In the listing below, locate the lines that hold "Gerente" and copy them.
= = = = =
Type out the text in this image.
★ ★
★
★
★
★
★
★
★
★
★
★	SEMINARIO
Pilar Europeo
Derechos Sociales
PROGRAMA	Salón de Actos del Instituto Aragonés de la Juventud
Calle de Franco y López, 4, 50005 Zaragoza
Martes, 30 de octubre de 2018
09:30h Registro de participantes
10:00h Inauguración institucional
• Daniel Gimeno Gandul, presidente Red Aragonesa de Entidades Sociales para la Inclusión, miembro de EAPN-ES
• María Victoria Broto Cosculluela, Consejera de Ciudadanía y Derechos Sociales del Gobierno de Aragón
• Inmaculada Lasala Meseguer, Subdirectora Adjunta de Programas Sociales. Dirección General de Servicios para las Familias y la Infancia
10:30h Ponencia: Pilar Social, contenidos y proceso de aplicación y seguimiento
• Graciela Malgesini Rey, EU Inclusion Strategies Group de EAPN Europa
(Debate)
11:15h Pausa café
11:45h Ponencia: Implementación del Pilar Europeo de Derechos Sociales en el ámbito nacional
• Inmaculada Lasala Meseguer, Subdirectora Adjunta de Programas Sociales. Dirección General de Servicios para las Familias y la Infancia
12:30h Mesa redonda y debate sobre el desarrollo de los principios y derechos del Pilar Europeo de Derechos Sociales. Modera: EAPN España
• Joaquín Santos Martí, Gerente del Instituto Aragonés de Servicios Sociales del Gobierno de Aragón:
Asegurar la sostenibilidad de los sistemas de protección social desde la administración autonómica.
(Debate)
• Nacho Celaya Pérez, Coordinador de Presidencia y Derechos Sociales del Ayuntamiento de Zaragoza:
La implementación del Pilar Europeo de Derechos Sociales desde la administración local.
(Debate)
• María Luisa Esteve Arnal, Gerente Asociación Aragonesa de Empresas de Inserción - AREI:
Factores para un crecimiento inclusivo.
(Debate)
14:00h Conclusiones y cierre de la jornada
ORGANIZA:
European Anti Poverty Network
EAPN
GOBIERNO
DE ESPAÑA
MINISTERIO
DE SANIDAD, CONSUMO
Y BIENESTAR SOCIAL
= = = = =
• **Exercise result**:
• Joaquín Santos Martí, Gerente del Instituto Aragonés de Servicios Sociales del Gobierno de Aragón:
• María Luisa Esteve Arnal, Gerente Asociación Aragonesa de Empresas de Inserción - AREI:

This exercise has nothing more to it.